Quote the whole listing verbatim.

........

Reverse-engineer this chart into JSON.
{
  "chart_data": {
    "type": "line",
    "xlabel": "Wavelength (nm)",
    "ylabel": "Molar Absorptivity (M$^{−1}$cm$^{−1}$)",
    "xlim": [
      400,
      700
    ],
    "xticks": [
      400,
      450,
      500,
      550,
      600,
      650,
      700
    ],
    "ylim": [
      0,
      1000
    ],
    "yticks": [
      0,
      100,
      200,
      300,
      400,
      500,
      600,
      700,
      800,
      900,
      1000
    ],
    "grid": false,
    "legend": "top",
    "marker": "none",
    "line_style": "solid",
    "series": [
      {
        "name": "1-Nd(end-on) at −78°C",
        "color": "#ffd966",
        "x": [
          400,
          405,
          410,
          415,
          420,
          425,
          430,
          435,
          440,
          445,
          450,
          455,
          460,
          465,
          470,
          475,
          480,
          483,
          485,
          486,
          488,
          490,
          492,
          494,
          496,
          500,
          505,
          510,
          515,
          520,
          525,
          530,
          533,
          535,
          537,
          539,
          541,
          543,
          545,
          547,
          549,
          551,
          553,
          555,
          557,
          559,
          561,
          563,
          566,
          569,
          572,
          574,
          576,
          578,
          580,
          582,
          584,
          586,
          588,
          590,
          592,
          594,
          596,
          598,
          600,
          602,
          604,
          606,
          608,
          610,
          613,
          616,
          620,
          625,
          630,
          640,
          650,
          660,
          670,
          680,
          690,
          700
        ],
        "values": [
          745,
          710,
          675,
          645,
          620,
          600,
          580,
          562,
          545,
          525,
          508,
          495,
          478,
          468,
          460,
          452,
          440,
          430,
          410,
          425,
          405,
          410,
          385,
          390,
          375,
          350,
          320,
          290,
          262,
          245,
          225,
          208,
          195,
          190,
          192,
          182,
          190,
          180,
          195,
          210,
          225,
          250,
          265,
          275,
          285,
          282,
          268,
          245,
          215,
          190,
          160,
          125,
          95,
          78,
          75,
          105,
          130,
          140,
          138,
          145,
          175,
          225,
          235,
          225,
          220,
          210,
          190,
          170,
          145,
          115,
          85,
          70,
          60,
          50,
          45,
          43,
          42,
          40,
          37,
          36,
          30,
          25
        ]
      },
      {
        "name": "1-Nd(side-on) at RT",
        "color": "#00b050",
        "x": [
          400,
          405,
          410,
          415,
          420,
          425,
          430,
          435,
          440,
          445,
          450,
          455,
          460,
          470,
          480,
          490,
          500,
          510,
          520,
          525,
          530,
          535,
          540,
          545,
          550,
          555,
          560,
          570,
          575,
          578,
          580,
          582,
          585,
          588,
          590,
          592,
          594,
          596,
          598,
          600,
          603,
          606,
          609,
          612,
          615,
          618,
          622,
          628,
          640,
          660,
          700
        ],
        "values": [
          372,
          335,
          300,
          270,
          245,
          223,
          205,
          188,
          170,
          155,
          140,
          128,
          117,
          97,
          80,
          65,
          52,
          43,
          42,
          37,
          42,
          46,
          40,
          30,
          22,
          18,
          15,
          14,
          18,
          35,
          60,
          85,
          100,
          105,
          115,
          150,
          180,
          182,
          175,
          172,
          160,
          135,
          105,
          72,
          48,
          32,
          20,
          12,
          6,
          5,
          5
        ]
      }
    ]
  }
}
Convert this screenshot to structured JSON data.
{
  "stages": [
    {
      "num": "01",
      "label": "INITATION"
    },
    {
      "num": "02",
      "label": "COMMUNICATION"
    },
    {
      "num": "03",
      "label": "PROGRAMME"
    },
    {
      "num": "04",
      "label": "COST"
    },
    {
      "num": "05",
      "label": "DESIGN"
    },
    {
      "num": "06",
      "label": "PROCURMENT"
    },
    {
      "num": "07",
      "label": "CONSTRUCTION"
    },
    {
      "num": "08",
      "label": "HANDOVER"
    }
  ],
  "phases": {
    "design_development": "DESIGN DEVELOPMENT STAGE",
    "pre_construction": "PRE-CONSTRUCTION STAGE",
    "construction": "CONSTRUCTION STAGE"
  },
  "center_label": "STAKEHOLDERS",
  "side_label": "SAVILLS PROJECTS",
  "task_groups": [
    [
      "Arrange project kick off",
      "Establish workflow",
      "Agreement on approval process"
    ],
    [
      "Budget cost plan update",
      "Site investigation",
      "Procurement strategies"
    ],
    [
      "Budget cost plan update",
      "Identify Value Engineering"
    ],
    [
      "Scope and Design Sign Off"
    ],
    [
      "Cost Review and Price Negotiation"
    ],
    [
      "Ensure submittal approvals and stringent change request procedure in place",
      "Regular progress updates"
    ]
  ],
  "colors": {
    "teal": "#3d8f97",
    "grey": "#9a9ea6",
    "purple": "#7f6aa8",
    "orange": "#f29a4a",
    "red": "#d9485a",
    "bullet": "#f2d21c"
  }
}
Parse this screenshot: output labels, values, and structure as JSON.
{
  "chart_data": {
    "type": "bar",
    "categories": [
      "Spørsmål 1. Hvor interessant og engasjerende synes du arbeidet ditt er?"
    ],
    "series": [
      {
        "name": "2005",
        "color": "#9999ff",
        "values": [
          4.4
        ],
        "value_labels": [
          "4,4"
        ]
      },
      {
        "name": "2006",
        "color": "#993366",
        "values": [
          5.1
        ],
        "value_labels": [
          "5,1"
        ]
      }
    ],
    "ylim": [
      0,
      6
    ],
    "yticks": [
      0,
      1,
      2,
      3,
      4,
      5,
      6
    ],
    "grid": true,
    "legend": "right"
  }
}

........

RIGHT ANSWER
Reverse-engineer this chart into JSON.
{
  "chart_data": {
    "type": "line",
    "xlabel": "Wavelength (nm)",
    "ylabel": "Molar Absorptivity (M$^{−1}$cm$^{−1}$)",
    "xlim": [
      400,
      700
    ],
    "xticks": [
      400,
      450,
      500,
      550,
      600,
      650,
      700
    ],
    "ylim": [
      0,
      1000
    ],
    "yticks": [
      0,
      100,
      200,
      300,
      400,
      500,
      600,
      700,
      800,
      900,
      1000
    ],
    "grid": false,
    "legend": "top",
    "marker": "none",
    "line_style": "solid",
    "series": [
      {
        "name": "1-Nd(end-on) at −78°C",
        "color": "#ffd966",
        "x": [
          400,
          405,
          410,
          415,
          420,
          425,
          430,
          435,
          440,
          445,
          450,
          455,
          460,
          465,
          470,
          475,
          480,
          483,
          485,
          486,
          488,
          490,
          492,
          494,
          496,
          500,
          505,
          510,
          515,
          520,
          525,
          530,
          533,
          535,
          537,
          539,
          541,
          543,
          545,
          547,
          549,
          551,
          553,
          555,
          557,
          559,
          561,
          563,
          566,
          569,
          572,
          574,
          576,
          578,
          580,
          582,
          584,
          586,
          588,
          590,
          592,
          594,
          596,
          598,
          600,
          602,
          604,
          606,
          608,
          610,
          613,
          616,
          620,
          625,
          630,
          640,
          650,
          660,
          670,
          680,
          690,
          700
        ],
        "values": [
          745,
          710,
          675,
          645,
          620,
          600,
          580,
          562,
          545,
          525,
          508,
          495,
          478,
          468,
          460,
          452,
          440,
          430,
          410,
          425,
          405,
          410,
          385,
          390,
          375,
          350,
          320,
          290,
          262,
          245,
          225,
          208,
          195,
          190,
          192,
          182,
          190,
          180,
          195,
          210,
          225,
          250,
          265,
          275,
          285,
          282,
          268,
          245,
          215,
          190,
          160,
          125,
          95,
          78,
          75,
          105,
          130,
          140,
          138,
          145,
          175,
          225,
          235,
          225,
          220,
          210,
          190,
          170,
          145,
          115,
          85,
          70,
          60,
          50,
          45,
          43,
          42,
          40,
          37,
          36,
          30,
          25
        ]
      },
      {
        "name": "1-Nd(side-on) at RT",
        "color": "#00b050",
        "x": [
          400,
          405,
          410,
          415,
          420,
          425,
          430,
          435,
          440,
          445,
          450,
          455,
          460,
          470,
          480,
          490,
          500,
          510,
          520,
          525,
          530,
          535,
          540,
          545,
          550,
          555,
          560,
          570,
          575,
          578,
          580,
          582,
          585,
          588,
          590,
          592,
          594,
          596,
          598,
          600,
          603,
          606,
          609,
          612,
          615,
          618,
          622,
          628,
          640,
          660,
          700
        ],
        "values": [
          372,
          335,
          300,
          270,
          245,
          223,
          205,
          188,
          170,
          155,
          140,
          128,
          117,
          97,
          80,
          65,
          52,
          43,
          42,
          37,
          42,
          46,
          40,
          30,
          22,
          18,
          15,
          14,
          18,
          35,
          60,
          85,
          100,
          105,
          115,
          150,
          180,
          182,
          175,
          172,
          160,
          135,
          105,
          72,
          48,
          32,
          20,
          12,
          6,
          5,
          5
        ]
      }
    ]
  }
}
Convert this screenshot to structured JSON data.
{
  "stages": [
    {
      "num": "01",
      "label": "INITATION"
    },
    {
      "num": "02",
      "label": "COMMUNICATION"
    },
    {
      "num": "03",
      "label": "PROGRAMME"
    },
    {
      "num": "04",
      "label": "COST"
    },
    {
      "num": "05",
      "label": "DESIGN"
    },
    {
      "num": "06",
      "label": "PROCURMENT"
    },
    {
      "num": "07",
      "label": "CONSTRUCTION"
    },
    {
      "num": "08",
      "label": "HANDOVER"
    }
  ],
  "phases": {
    "design_development": "DESIGN DEVELOPMENT STAGE",
    "pre_construction": "PRE-CONSTRUCTION STAGE",
    "construction": "CONSTRUCTION STAGE"
  },
  "center_label": "STAKEHOLDERS",
  "side_label": "SAVILLS PROJECTS",
  "task_groups": [
    [
      "Arrange project kick off",
      "Establish workflow",
      "Agreement on approval process"
    ],
    [
      "Budget cost plan update",
      "Site investigation",
      "Procurement strategies"
    ],
    [
      "Budget cost plan update",
      "Identify Value Engineering"
    ],
    [
      "Scope and Design Sign Off"
    ],
    [
      "Cost Review and Price Negotiation"
    ],
    [
      "Ensure submittal approvals and stringent change request procedure in place",
      "Regular progress updates"
    ]
  ],
  "colors": {
    "teal": "#3d8f97",
    "grey": "#9a9ea6",
    "purple": "#7f6aa8",
    "orange": "#f29a4a",
    "red": "#d9485a",
    "bullet": "#f2d21c"
  }
}
Parse this screenshot: output labels, values, and structure as JSON.
{
  "chart_data": {
    "type": "bar",
    "categories": [
      "Spørsmål 1. Hvor interessant og engasjerende synes du arbeidet ditt er?"
    ],
    "series": [
      {
        "name": "2005",
        "color": "#9999ff",
        "values": [
          4.4
        ],
        "value_labels": [
          "4,4"
        ]
      },
      {
        "name": "2006",
        "color": "#993366",
        "values": [
          5.1
        ],
        "value_labels": [
          "5,1"
        ]
      }
    ],
    "ylim": [
      0,
      6
    ],
    "yticks": [
      0,
      1,
      2,
      3,
      4,
      5,
      6
    ],
    "grid": true,
    "legend": "right"
  }
}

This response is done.